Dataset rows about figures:
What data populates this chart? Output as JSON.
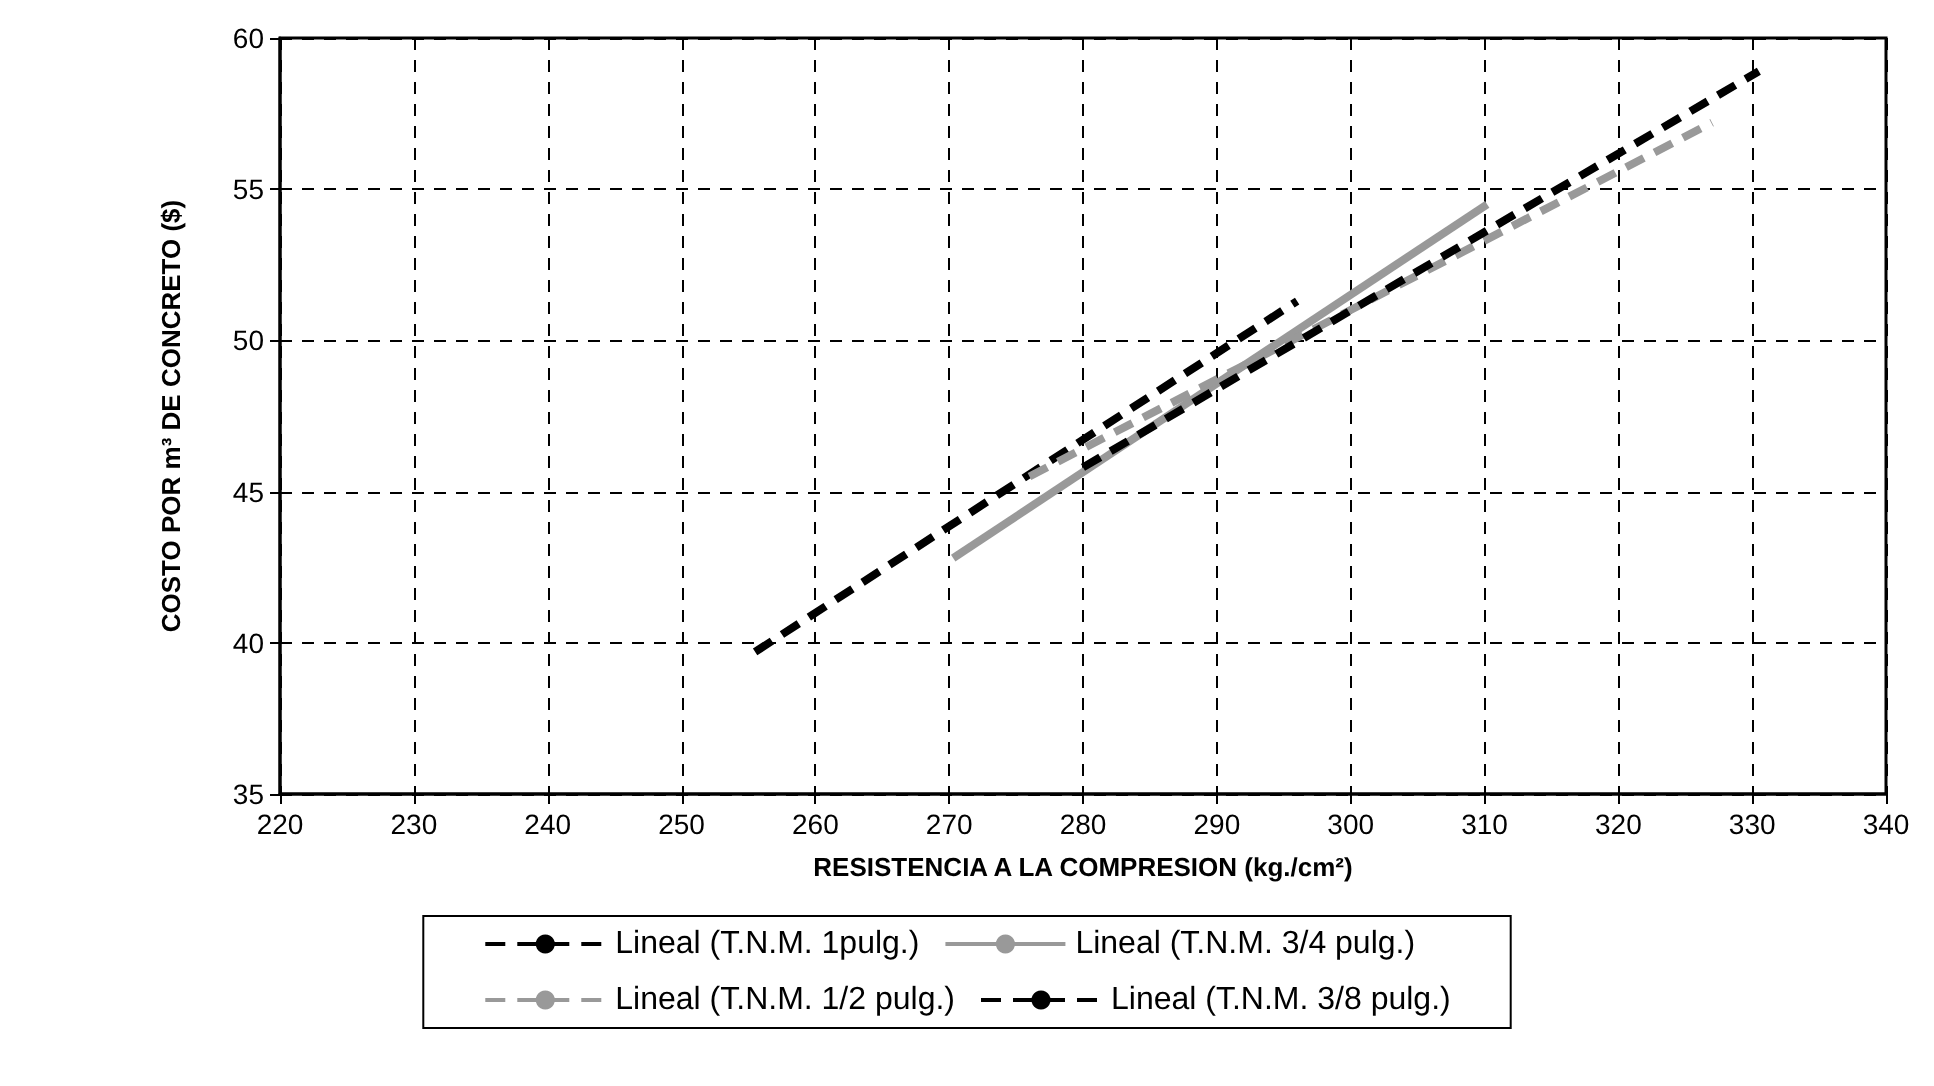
{
  "chart_data": {
    "type": "line",
    "xlabel": "RESISTENCIA A LA COMPRESION (kg./cm²)",
    "ylabel": "COSTO POR m³ DE CONCRETO ($)",
    "xlim": [
      220,
      340
    ],
    "xticks": [
      220,
      230,
      240,
      250,
      260,
      270,
      280,
      290,
      300,
      310,
      320,
      330,
      340
    ],
    "ylim": [
      35,
      60
    ],
    "yticks": [
      35,
      40,
      45,
      50,
      55,
      60
    ],
    "grid": true,
    "legend": "bottom",
    "marker": "none",
    "series": [
      {
        "name": "Lineal (T.N.M. 1pulg.)",
        "color": "#000000",
        "line_style": "dashed",
        "x": [
          255.5,
          296
        ],
        "values": [
          39.7,
          51.3
        ]
      },
      {
        "name": "Lineal (T.N.M. 3/4 pulg.)",
        "color": "#999999",
        "line_style": "solid",
        "x": [
          270.3,
          310.2
        ],
        "values": [
          42.8,
          54.5
        ]
      },
      {
        "name": "Lineal (T.N.M. 1/2 pulg.)",
        "color": "#999999",
        "line_style": "dashed",
        "x": [
          276,
          327
        ],
        "values": [
          45.5,
          57.2
        ]
      },
      {
        "name": "Lineal (T.N.M. 3/8 pulg.)",
        "color": "#000000",
        "line_style": "dashed",
        "x": [
          280,
          330.5
        ],
        "values": [
          45.8,
          58.9
        ]
      }
    ]
  }
}
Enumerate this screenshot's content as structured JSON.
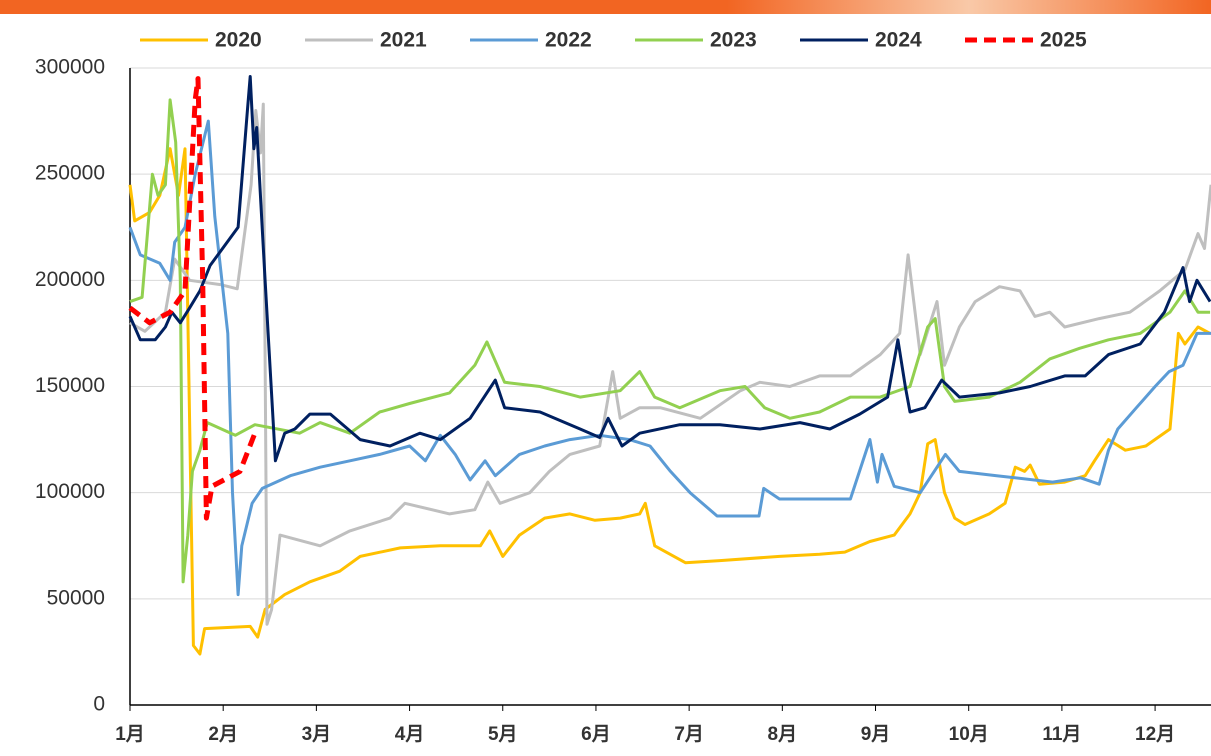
{
  "chart_data": {
    "type": "line",
    "xlim": [
      1,
      12.6
    ],
    "xticks": [
      {
        "value": 1,
        "label": "1月"
      },
      {
        "value": 2,
        "label": "2月"
      },
      {
        "value": 3,
        "label": "3月"
      },
      {
        "value": 4,
        "label": "4月"
      },
      {
        "value": 5,
        "label": "5月"
      },
      {
        "value": 6,
        "label": "6月"
      },
      {
        "value": 7,
        "label": "7月"
      },
      {
        "value": 8,
        "label": "8月"
      },
      {
        "value": 9,
        "label": "9月"
      },
      {
        "value": 10,
        "label": "10月"
      },
      {
        "value": 11,
        "label": "11月"
      },
      {
        "value": 12,
        "label": "12月"
      }
    ],
    "ylim": [
      0,
      300000
    ],
    "yticks": [
      0,
      50000,
      100000,
      150000,
      200000,
      250000,
      300000
    ],
    "grid": true,
    "legend": "top",
    "series": [
      {
        "name": "2020",
        "color": "#ffc000",
        "dash": false,
        "x": [
          1.0,
          1.05,
          1.21,
          1.32,
          1.43,
          1.52,
          1.59,
          1.68,
          1.75,
          1.8,
          2.29,
          2.37,
          2.45,
          2.66,
          2.93,
          3.25,
          3.47,
          3.9,
          4.33,
          4.76,
          4.86,
          5.0,
          5.18,
          5.45,
          5.72,
          5.99,
          6.26,
          6.47,
          6.53,
          6.63,
          6.96,
          7.33,
          7.97,
          8.4,
          8.67,
          8.94,
          9.2,
          9.37,
          9.48,
          9.56,
          9.64,
          9.74,
          9.85,
          9.96,
          10.22,
          10.39,
          10.5,
          10.6,
          10.66,
          10.76,
          11.03,
          11.25,
          11.35,
          11.5,
          11.68,
          11.9,
          12.16,
          12.25,
          12.32,
          12.46,
          12.59
        ],
        "values": [
          245000,
          228000,
          232000,
          240000,
          262000,
          240000,
          262000,
          28000,
          24000,
          36000,
          37000,
          32000,
          45000,
          52000,
          58000,
          63000,
          70000,
          74000,
          75000,
          75000,
          82000,
          70000,
          80000,
          88000,
          90000,
          87000,
          88000,
          90000,
          95000,
          75000,
          67000,
          68000,
          70000,
          71000,
          72000,
          77000,
          80000,
          90000,
          100000,
          123000,
          125000,
          100000,
          88000,
          85000,
          90000,
          95000,
          112000,
          110000,
          113000,
          104000,
          105000,
          108000,
          115000,
          125000,
          120000,
          122000,
          130000,
          175000,
          170000,
          178000,
          175000
        ]
      },
      {
        "name": "2021",
        "color": "#bfbfbf",
        "dash": false,
        "x": [
          1.0,
          1.16,
          1.38,
          1.48,
          1.64,
          1.97,
          2.15,
          2.3,
          2.35,
          2.4,
          2.43,
          2.47,
          2.52,
          2.61,
          3.04,
          3.36,
          3.79,
          3.95,
          4.43,
          4.7,
          4.84,
          4.97,
          5.29,
          5.5,
          5.72,
          6.04,
          6.18,
          6.26,
          6.47,
          6.69,
          7.12,
          7.55,
          7.76,
          8.08,
          8.4,
          8.73,
          9.05,
          9.26,
          9.35,
          9.48,
          9.66,
          9.74,
          9.9,
          10.07,
          10.33,
          10.55,
          10.71,
          10.87,
          11.03,
          11.4,
          11.73,
          12.05,
          12.32,
          12.46,
          12.53,
          12.6
        ],
        "values": [
          180000,
          176000,
          185000,
          210000,
          200000,
          198000,
          196000,
          245000,
          280000,
          260000,
          283000,
          38000,
          45000,
          80000,
          75000,
          82000,
          88000,
          95000,
          90000,
          92000,
          105000,
          95000,
          100000,
          110000,
          118000,
          122000,
          157000,
          135000,
          140000,
          140000,
          135000,
          148000,
          152000,
          150000,
          155000,
          155000,
          165000,
          175000,
          212000,
          165000,
          190000,
          160000,
          178000,
          190000,
          197000,
          195000,
          183000,
          185000,
          178000,
          182000,
          185000,
          195000,
          205000,
          222000,
          215000,
          245000
        ]
      },
      {
        "name": "2022",
        "color": "#5b9bd5",
        "dash": false,
        "x": [
          1.0,
          1.11,
          1.32,
          1.43,
          1.48,
          1.59,
          1.7,
          1.84,
          1.91,
          2.05,
          2.1,
          2.16,
          2.2,
          2.31,
          2.42,
          2.72,
          3.04,
          3.36,
          3.68,
          4.0,
          4.17,
          4.33,
          4.49,
          4.65,
          4.81,
          4.92,
          5.18,
          5.45,
          5.72,
          6.04,
          6.36,
          6.58,
          6.8,
          7.01,
          7.3,
          7.75,
          7.8,
          7.97,
          8.73,
          8.94,
          9.02,
          9.07,
          9.2,
          9.48,
          9.75,
          9.9,
          10.3,
          10.9,
          11.2,
          11.4,
          11.5,
          11.6,
          11.8,
          12.0,
          12.15,
          12.3,
          12.45,
          12.6
        ],
        "values": [
          225000,
          212000,
          208000,
          200000,
          218000,
          225000,
          250000,
          275000,
          230000,
          175000,
          100000,
          52000,
          75000,
          95000,
          102000,
          108000,
          112000,
          115000,
          118000,
          122000,
          115000,
          127000,
          118000,
          106000,
          115000,
          108000,
          118000,
          122000,
          125000,
          127000,
          125000,
          122000,
          110000,
          100000,
          89000,
          89000,
          102000,
          97000,
          97000,
          125000,
          105000,
          118000,
          103000,
          100000,
          118000,
          110000,
          108000,
          105000,
          107000,
          104000,
          120000,
          130000,
          140000,
          150000,
          157000,
          160000,
          175000,
          175000
        ]
      },
      {
        "name": "2023",
        "color": "#92d050",
        "dash": false,
        "x": [
          1.0,
          1.13,
          1.24,
          1.3,
          1.38,
          1.43,
          1.49,
          1.54,
          1.57,
          1.62,
          1.67,
          1.75,
          1.83,
          2.13,
          2.34,
          2.82,
          3.04,
          3.36,
          3.68,
          4.0,
          4.43,
          4.7,
          4.83,
          5.02,
          5.4,
          5.83,
          6.26,
          6.47,
          6.63,
          6.9,
          7.33,
          7.6,
          7.81,
          8.08,
          8.4,
          8.73,
          9.05,
          9.37,
          9.56,
          9.64,
          9.74,
          9.85,
          10.22,
          10.55,
          10.87,
          11.19,
          11.5,
          11.84,
          12.16,
          12.32,
          12.46,
          12.59
        ],
        "values": [
          190000,
          192000,
          250000,
          240000,
          245000,
          285000,
          265000,
          200000,
          58000,
          80000,
          110000,
          120000,
          133000,
          127000,
          132000,
          128000,
          133000,
          128000,
          138000,
          142000,
          147000,
          160000,
          171000,
          152000,
          150000,
          145000,
          148000,
          157000,
          145000,
          140000,
          148000,
          150000,
          140000,
          135000,
          138000,
          145000,
          145000,
          150000,
          178000,
          182000,
          150000,
          143000,
          145000,
          152000,
          163000,
          168000,
          172000,
          175000,
          185000,
          195000,
          185000,
          185000
        ]
      },
      {
        "name": "2024",
        "color": "#002060",
        "dash": false,
        "x": [
          1.0,
          1.11,
          1.27,
          1.38,
          1.45,
          1.54,
          1.64,
          1.75,
          1.86,
          2.16,
          2.26,
          2.29,
          2.33,
          2.36,
          2.45,
          2.56,
          2.66,
          2.77,
          2.93,
          3.15,
          3.47,
          3.79,
          4.11,
          4.33,
          4.65,
          4.92,
          5.02,
          5.4,
          5.83,
          6.04,
          6.13,
          6.28,
          6.47,
          6.9,
          7.33,
          7.76,
          8.19,
          8.51,
          8.83,
          9.13,
          9.24,
          9.32,
          9.37,
          9.53,
          9.71,
          9.9,
          10.33,
          10.66,
          11.03,
          11.25,
          11.5,
          11.84,
          12.1,
          12.3,
          12.37,
          12.45,
          12.59
        ],
        "values": [
          183000,
          172000,
          172000,
          178000,
          185000,
          180000,
          187000,
          195000,
          207000,
          225000,
          280000,
          296000,
          262000,
          272000,
          200000,
          115000,
          128000,
          130000,
          137000,
          137000,
          125000,
          122000,
          128000,
          125000,
          135000,
          153000,
          140000,
          138000,
          130000,
          126000,
          135000,
          122000,
          128000,
          132000,
          132000,
          130000,
          133000,
          130000,
          137000,
          145000,
          172000,
          150000,
          138000,
          140000,
          153000,
          145000,
          147000,
          150000,
          155000,
          155000,
          165000,
          170000,
          185000,
          206000,
          190000,
          200000,
          190000
        ]
      },
      {
        "name": "2025",
        "color": "#ff0000",
        "dash": true,
        "x": [
          1.0,
          1.21,
          1.43,
          1.59,
          1.7,
          1.73,
          1.78,
          1.82,
          1.88,
          2.18,
          2.34
        ],
        "values": [
          187000,
          180000,
          185000,
          195000,
          285000,
          295000,
          200000,
          88000,
          103000,
          110000,
          128000
        ]
      }
    ]
  }
}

Instruction: For this exercise, gather every line of the data that contains the word "name".

Finished answer:
        "name": "Lineal (T.N.M. 1pulg.)",
        "name": "Lineal (T.N.M. 3/4 pulg.)",
        "name": "Lineal (T.N.M. 1/2 pulg.)",
        "name": "Lineal (T.N.M. 3/8 pulg.)",
        "name": "2020",
        "name": "2021",
        "name": "2022",
        "name": "2023",
        "name": "2024",
        "name": "2025",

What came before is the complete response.